■ Aim of the task ■
Return each entry exactly, omitting nothing.
— start The data —
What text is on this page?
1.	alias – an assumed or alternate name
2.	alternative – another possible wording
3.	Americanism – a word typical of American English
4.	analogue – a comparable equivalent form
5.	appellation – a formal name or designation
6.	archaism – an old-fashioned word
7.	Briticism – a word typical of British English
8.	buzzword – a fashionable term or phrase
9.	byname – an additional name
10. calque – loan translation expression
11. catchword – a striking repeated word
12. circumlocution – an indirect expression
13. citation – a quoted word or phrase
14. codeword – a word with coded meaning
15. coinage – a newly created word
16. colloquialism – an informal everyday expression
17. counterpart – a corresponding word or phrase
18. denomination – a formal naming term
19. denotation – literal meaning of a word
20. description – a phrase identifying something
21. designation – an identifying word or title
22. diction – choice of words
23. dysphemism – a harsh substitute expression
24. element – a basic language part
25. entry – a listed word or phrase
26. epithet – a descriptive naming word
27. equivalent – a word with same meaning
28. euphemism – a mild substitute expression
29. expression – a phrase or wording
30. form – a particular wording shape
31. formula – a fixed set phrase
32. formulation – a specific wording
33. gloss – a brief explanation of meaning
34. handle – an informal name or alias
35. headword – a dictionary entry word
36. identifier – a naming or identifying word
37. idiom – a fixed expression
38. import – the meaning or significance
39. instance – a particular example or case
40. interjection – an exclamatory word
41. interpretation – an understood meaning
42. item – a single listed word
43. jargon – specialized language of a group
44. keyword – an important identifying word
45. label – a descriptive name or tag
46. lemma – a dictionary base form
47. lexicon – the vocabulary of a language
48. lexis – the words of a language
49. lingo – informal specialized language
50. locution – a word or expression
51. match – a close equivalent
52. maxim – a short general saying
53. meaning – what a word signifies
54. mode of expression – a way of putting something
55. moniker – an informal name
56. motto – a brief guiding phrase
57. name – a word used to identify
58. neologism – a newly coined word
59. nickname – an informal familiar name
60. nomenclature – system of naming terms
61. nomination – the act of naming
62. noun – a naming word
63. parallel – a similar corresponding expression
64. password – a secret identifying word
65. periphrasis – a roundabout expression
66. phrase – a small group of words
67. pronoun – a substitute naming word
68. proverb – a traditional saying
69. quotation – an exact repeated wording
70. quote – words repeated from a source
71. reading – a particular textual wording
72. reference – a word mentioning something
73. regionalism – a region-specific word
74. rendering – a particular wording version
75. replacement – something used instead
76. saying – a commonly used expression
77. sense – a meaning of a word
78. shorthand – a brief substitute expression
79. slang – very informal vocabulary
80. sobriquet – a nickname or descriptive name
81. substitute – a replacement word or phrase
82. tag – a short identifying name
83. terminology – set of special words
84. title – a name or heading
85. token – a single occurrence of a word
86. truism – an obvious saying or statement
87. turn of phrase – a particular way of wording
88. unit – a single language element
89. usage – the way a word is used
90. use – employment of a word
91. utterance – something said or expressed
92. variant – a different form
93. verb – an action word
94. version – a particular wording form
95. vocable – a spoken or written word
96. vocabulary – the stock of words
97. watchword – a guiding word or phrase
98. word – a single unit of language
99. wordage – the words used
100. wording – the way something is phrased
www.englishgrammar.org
— end The data —
■ Full response ■
What text is on this page?
1.	alias – an assumed or alternate name
2.	alternative – another possible wording
3.	Americanism – a word typical of American English
4.	analogue – a comparable equivalent form
5.	appellation – a formal name or designation
6.	archaism – an old-fashioned word
7.	Briticism – a word typical of British English
8.	buzzword – a fashionable term or phrase
9.	byname – an additional name
10. calque – loan translation expression
11. catchword – a striking repeated word
12. circumlocution – an indirect expression
13. citation – a quoted word or phrase
14. codeword – a word with coded meaning
15. coinage – a newly created word
16. colloquialism – an informal everyday expression
17. counterpart – a corresponding word or phrase
18. denomination – a formal naming term
19. denotation – literal meaning of a word
20. description – a phrase identifying something
21. designation – an identifying word or title
22. diction – choice of words
23. dysphemism – a harsh substitute expression
24. element – a basic language part
25. entry – a listed word or phrase
26. epithet – a descriptive naming word
27. equivalent – a word with same meaning
28. euphemism – a mild substitute expression
29. expression – a phrase or wording
30. form – a particular wording shape
31. formula – a fixed set phrase
32. formulation – a specific wording
33. gloss – a brief explanation of meaning
34. handle – an informal name or alias
35. headword – a dictionary entry word
36. identifier – a naming or identifying word
37. idiom – a fixed expression
38. import – the meaning or significance
39. instance – a particular example or case
40. interjection – an exclamatory word
41. interpretation – an understood meaning
42. item – a single listed word
43. jargon – specialized language of a group
44. keyword – an important identifying word
45. label – a descriptive name or tag
46. lemma – a dictionary base form
47. lexicon – the vocabulary of a language
48. lexis – the words of a language
49. lingo – informal specialized language
50. locution – a word or expression
51. match – a close equivalent
52. maxim – a short general saying
53. meaning – what a word signifies
54. mode of expression – a way of putting something
55. moniker – an informal name
56. motto – a brief guiding phrase
57. name – a word used to identify
58. neologism – a newly coined word
59. nickname – an informal familiar name
60. nomenclature – system of naming terms
61. nomination – the act of naming
62. noun – a naming word
63. parallel – a similar corresponding expression
64. password – a secret identifying word
65. periphrasis – a roundabout expression
66. phrase – a small group of words
67. pronoun – a substitute naming word
68. proverb – a traditional saying
69. quotation – an exact repeated wording
70. quote – words repeated from a source
71. reading – a particular textual wording
72. reference – a word mentioning something
73. regionalism – a region-specific word
74. rendering – a particular wording version
75. replacement – something used instead
76. saying – a commonly used expression
77. sense – a meaning of a word
78. shorthand – a brief substitute expression
79. slang – very informal vocabulary
80. sobriquet – a nickname or descriptive name
81. substitute – a replacement word or phrase
82. tag – a short identifying name
83. terminology – set of special words
84. title – a name or heading
85. token – a single occurrence of a word
86. truism – an obvious saying or statement
87. turn of phrase – a particular way of wording
88. unit – a single language element
89. usage – the way a word is used
90. use – employment of a word
91. utterance – something said or expressed
92. variant – a different form
93. verb – an action word
94. version – a particular wording form
95. vocable – a spoken or written word
96. vocabulary – the stock of words
97. watchword – a guiding word or phrase
98. word – a single unit of language
99. wordage – the words used
100. wording – the way something is phrased
www.englishgrammar.org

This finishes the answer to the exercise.